#### The request
Write out all of the data exactly as it appears.
------
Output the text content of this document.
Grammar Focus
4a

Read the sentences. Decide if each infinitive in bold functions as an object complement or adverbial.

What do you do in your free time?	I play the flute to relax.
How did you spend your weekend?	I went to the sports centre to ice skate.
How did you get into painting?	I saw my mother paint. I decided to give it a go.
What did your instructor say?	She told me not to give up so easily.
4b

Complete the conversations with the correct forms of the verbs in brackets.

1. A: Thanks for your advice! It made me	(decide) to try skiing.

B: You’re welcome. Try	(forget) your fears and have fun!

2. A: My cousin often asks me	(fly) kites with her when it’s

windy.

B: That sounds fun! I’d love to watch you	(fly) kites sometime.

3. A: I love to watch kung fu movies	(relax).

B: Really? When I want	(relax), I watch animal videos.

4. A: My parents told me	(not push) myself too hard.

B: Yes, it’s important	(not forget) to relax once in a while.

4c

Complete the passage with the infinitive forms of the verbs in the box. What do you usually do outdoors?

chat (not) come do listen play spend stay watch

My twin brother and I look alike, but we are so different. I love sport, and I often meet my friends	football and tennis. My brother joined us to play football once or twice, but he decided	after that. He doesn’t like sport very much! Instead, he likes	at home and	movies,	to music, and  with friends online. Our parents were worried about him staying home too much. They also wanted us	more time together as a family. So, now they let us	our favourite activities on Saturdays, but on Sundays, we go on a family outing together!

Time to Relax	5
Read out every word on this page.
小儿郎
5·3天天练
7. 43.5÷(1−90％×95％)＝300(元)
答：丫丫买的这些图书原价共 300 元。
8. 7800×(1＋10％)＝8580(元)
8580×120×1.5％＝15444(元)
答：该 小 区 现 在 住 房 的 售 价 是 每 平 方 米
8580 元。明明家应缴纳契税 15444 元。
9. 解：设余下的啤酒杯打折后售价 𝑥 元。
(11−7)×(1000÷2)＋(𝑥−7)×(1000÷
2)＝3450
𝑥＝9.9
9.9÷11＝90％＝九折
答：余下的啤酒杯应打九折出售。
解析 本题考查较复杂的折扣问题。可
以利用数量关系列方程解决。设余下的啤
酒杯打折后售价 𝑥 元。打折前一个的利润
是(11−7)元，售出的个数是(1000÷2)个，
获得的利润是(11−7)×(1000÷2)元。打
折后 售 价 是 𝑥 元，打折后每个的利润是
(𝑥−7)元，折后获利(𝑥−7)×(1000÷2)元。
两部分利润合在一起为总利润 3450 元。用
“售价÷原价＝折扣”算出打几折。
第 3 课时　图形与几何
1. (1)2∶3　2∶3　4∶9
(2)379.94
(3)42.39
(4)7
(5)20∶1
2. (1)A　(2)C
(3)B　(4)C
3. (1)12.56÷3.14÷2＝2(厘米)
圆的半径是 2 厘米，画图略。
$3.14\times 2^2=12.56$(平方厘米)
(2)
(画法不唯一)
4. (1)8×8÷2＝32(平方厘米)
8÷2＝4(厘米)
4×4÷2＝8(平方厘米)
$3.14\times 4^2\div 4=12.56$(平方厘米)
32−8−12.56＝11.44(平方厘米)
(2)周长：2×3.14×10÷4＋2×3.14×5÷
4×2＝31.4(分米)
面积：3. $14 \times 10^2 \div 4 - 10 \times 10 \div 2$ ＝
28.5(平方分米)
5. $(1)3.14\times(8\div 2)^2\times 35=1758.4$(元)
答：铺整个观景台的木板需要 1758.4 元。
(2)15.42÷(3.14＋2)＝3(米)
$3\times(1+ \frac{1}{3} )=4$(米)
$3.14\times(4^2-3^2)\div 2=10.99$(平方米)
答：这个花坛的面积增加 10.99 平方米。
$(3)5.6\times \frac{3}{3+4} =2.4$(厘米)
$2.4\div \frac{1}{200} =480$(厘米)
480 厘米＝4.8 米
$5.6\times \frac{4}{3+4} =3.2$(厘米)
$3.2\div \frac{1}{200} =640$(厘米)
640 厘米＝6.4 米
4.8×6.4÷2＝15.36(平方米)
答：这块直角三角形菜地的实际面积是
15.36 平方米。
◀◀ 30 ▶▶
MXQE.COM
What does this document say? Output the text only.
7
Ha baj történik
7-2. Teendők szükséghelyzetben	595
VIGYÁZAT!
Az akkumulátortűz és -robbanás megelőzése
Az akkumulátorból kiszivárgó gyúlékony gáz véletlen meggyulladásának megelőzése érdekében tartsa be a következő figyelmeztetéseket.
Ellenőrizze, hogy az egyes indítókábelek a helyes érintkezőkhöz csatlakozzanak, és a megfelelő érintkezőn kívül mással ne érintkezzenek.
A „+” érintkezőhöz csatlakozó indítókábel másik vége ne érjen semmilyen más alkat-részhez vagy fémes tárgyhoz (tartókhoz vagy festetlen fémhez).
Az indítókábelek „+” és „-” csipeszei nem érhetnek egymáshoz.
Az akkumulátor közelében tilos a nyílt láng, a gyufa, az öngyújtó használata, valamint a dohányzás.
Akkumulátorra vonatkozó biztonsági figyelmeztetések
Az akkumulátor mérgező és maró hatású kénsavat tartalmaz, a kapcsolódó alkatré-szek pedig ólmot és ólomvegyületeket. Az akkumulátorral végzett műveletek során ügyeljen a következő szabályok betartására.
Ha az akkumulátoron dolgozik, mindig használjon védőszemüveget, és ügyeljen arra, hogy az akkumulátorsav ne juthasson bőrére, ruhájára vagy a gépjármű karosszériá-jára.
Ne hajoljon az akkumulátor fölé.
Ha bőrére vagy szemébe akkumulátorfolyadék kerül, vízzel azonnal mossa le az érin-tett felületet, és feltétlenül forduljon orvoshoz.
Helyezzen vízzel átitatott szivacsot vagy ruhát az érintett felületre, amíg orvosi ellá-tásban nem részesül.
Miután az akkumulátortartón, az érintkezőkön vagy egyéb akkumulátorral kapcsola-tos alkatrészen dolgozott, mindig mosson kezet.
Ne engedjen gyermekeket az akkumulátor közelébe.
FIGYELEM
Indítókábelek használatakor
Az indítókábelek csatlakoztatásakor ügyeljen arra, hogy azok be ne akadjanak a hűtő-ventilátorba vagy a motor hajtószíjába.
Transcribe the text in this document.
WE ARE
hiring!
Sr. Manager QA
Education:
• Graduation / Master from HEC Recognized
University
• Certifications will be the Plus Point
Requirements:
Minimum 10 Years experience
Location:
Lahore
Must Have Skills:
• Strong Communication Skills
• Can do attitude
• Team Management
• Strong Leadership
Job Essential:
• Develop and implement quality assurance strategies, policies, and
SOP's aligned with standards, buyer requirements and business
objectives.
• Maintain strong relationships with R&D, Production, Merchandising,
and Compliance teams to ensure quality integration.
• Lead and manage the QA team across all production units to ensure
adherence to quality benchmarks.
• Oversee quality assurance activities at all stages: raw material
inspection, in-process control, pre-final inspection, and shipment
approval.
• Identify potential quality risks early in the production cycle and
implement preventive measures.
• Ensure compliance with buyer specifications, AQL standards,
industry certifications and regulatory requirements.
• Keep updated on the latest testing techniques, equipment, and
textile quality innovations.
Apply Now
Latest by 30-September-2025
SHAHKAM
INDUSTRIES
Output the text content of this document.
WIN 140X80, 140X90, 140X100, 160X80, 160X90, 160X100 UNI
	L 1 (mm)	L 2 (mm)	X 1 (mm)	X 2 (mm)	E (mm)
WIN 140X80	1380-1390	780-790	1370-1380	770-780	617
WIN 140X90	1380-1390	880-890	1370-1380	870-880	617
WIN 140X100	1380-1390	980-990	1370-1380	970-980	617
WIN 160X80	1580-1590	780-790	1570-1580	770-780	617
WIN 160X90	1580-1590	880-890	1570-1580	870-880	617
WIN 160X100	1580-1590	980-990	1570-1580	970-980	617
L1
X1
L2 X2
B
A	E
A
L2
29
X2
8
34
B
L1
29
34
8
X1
------
#### Answer to the exercise
Output the text content of this document.
Grammar Focus
4a

Read the sentences. Decide if each infinitive in bold functions as an object complement or adverbial.

What do you do in your free time?	I play the flute to relax.
How did you spend your weekend?	I went to the sports centre to ice skate.
How did you get into painting?	I saw my mother paint. I decided to give it a go.
What did your instructor say?	She told me not to give up so easily.
4b

Complete the conversations with the correct forms of the verbs in brackets.

1. A: Thanks for your advice! It made me	(decide) to try skiing.

B: You’re welcome. Try	(forget) your fears and have fun!

2. A: My cousin often asks me	(fly) kites with her when it’s

windy.

B: That sounds fun! I’d love to watch you	(fly) kites sometime.

3. A: I love to watch kung fu movies	(relax).

B: Really? When I want	(relax), I watch animal videos.

4. A: My parents told me	(not push) myself too hard.

B: Yes, it’s important	(not forget) to relax once in a while.

4c

Complete the passage with the infinitive forms of the verbs in the box. What do you usually do outdoors?

chat (not) come do listen play spend stay watch

My twin brother and I look alike, but we are so different. I love sport, and I often meet my friends	football and tennis. My brother joined us to play football once or twice, but he decided	after that. He doesn’t like sport very much! Instead, he likes	at home and	movies,	to music, and  with friends online. Our parents were worried about him staying home too much. They also wanted us	more time together as a family. So, now they let us	our favourite activities on Saturdays, but on Sundays, we go on a family outing together!

Time to Relax	5
Read out every word on this page.
小儿郎
5·3天天练
7. 43.5÷(1−90％×95％)＝300(元)
答：丫丫买的这些图书原价共 300 元。
8. 7800×(1＋10％)＝8580(元)
8580×120×1.5％＝15444(元)
答：该 小 区 现 在 住 房 的 售 价 是 每 平 方 米
8580 元。明明家应缴纳契税 15444 元。
9. 解：设余下的啤酒杯打折后售价 𝑥 元。
(11−7)×(1000÷2)＋(𝑥−7)×(1000÷
2)＝3450
𝑥＝9.9
9.9÷11＝90％＝九折
答：余下的啤酒杯应打九折出售。
解析 本题考查较复杂的折扣问题。可
以利用数量关系列方程解决。设余下的啤
酒杯打折后售价 𝑥 元。打折前一个的利润
是(11−7)元，售出的个数是(1000÷2)个，
获得的利润是(11−7)×(1000÷2)元。打
折后 售 价 是 𝑥 元，打折后每个的利润是
(𝑥−7)元，折后获利(𝑥−7)×(1000÷2)元。
两部分利润合在一起为总利润 3450 元。用
“售价÷原价＝折扣”算出打几折。
第 3 课时　图形与几何
1. (1)2∶3　2∶3　4∶9
(2)379.94
(3)42.39
(4)7
(5)20∶1
2. (1)A　(2)C
(3)B　(4)C
3. (1)12.56÷3.14÷2＝2(厘米)
圆的半径是 2 厘米，画图略。
$3.14\times 2^2=12.56$(平方厘米)
(2)
(画法不唯一)
4. (1)8×8÷2＝32(平方厘米)
8÷2＝4(厘米)
4×4÷2＝8(平方厘米)
$3.14\times 4^2\div 4=12.56$(平方厘米)
32−8−12.56＝11.44(平方厘米)
(2)周长：2×3.14×10÷4＋2×3.14×5÷
4×2＝31.4(分米)
面积：3. $14 \times 10^2 \div 4 - 10 \times 10 \div 2$ ＝
28.5(平方分米)
5. $(1)3.14\times(8\div 2)^2\times 35=1758.4$(元)
答：铺整个观景台的木板需要 1758.4 元。
(2)15.42÷(3.14＋2)＝3(米)
$3\times(1+ \frac{1}{3} )=4$(米)
$3.14\times(4^2-3^2)\div 2=10.99$(平方米)
答：这个花坛的面积增加 10.99 平方米。
$(3)5.6\times \frac{3}{3+4} =2.4$(厘米)
$2.4\div \frac{1}{200} =480$(厘米)
480 厘米＝4.8 米
$5.6\times \frac{4}{3+4} =3.2$(厘米)
$3.2\div \frac{1}{200} =640$(厘米)
640 厘米＝6.4 米
4.8×6.4÷2＝15.36(平方米)
答：这块直角三角形菜地的实际面积是
15.36 平方米。
◀◀ 30 ▶▶
MXQE.COM
What does this document say? Output the text only.
7
Ha baj történik
7-2. Teendők szükséghelyzetben	595
VIGYÁZAT!
Az akkumulátortűz és -robbanás megelőzése
Az akkumulátorból kiszivárgó gyúlékony gáz véletlen meggyulladásának megelőzése érdekében tartsa be a következő figyelmeztetéseket.
Ellenőrizze, hogy az egyes indítókábelek a helyes érintkezőkhöz csatlakozzanak, és a megfelelő érintkezőn kívül mással ne érintkezzenek.
A „+” érintkezőhöz csatlakozó indítókábel másik vége ne érjen semmilyen más alkat-részhez vagy fémes tárgyhoz (tartókhoz vagy festetlen fémhez).
Az indítókábelek „+” és „-” csipeszei nem érhetnek egymáshoz.
Az akkumulátor közelében tilos a nyílt láng, a gyufa, az öngyújtó használata, valamint a dohányzás.
Akkumulátorra vonatkozó biztonsági figyelmeztetések
Az akkumulátor mérgező és maró hatású kénsavat tartalmaz, a kapcsolódó alkatré-szek pedig ólmot és ólomvegyületeket. Az akkumulátorral végzett műveletek során ügyeljen a következő szabályok betartására.
Ha az akkumulátoron dolgozik, mindig használjon védőszemüveget, és ügyeljen arra, hogy az akkumulátorsav ne juthasson bőrére, ruhájára vagy a gépjármű karosszériá-jára.
Ne hajoljon az akkumulátor fölé.
Ha bőrére vagy szemébe akkumulátorfolyadék kerül, vízzel azonnal mossa le az érin-tett felületet, és feltétlenül forduljon orvoshoz.
Helyezzen vízzel átitatott szivacsot vagy ruhát az érintett felületre, amíg orvosi ellá-tásban nem részesül.
Miután az akkumulátortartón, az érintkezőkön vagy egyéb akkumulátorral kapcsola-tos alkatrészen dolgozott, mindig mosson kezet.
Ne engedjen gyermekeket az akkumulátor közelébe.
FIGYELEM
Indítókábelek használatakor
Az indítókábelek csatlakoztatásakor ügyeljen arra, hogy azok be ne akadjanak a hűtő-ventilátorba vagy a motor hajtószíjába.
Transcribe the text in this document.
WE ARE
hiring!
Sr. Manager QA
Education:
• Graduation / Master from HEC Recognized
University
• Certifications will be the Plus Point
Requirements:
Minimum 10 Years experience
Location:
Lahore
Must Have Skills:
• Strong Communication Skills
• Can do attitude
• Team Management
• Strong Leadership
Job Essential:
• Develop and implement quality assurance strategies, policies, and
SOP's aligned with standards, buyer requirements and business
objectives.
• Maintain strong relationships with R&D, Production, Merchandising,
and Compliance teams to ensure quality integration.
• Lead and manage the QA team across all production units to ensure
adherence to quality benchmarks.
• Oversee quality assurance activities at all stages: raw material
inspection, in-process control, pre-final inspection, and shipment
approval.
• Identify potential quality risks early in the production cycle and
implement preventive measures.
• Ensure compliance with buyer specifications, AQL standards,
industry certifications and regulatory requirements.
• Keep updated on the latest testing techniques, equipment, and
textile quality innovations.
Apply Now
Latest by 30-September-2025
SHAHKAM
INDUSTRIES
Output the text content of this document.
WIN 140X80, 140X90, 140X100, 160X80, 160X90, 160X100 UNI
	L 1 (mm)	L 2 (mm)	X 1 (mm)	X 2 (mm)	E (mm)
WIN 140X80	1380-1390	780-790	1370-1380	770-780	617
WIN 140X90	1380-1390	880-890	1370-1380	870-880	617
WIN 140X100	1380-1390	980-990	1370-1380	970-980	617
WIN 160X80	1580-1590	780-790	1570-1580	770-780	617
WIN 160X90	1580-1590	880-890	1570-1580	870-880	617
WIN 160X100	1580-1590	980-990	1570-1580	970-980	617
L1
X1
L2 X2
B
A	E
A
L2
29
X2
8
34
B
L1
29
34
8
X1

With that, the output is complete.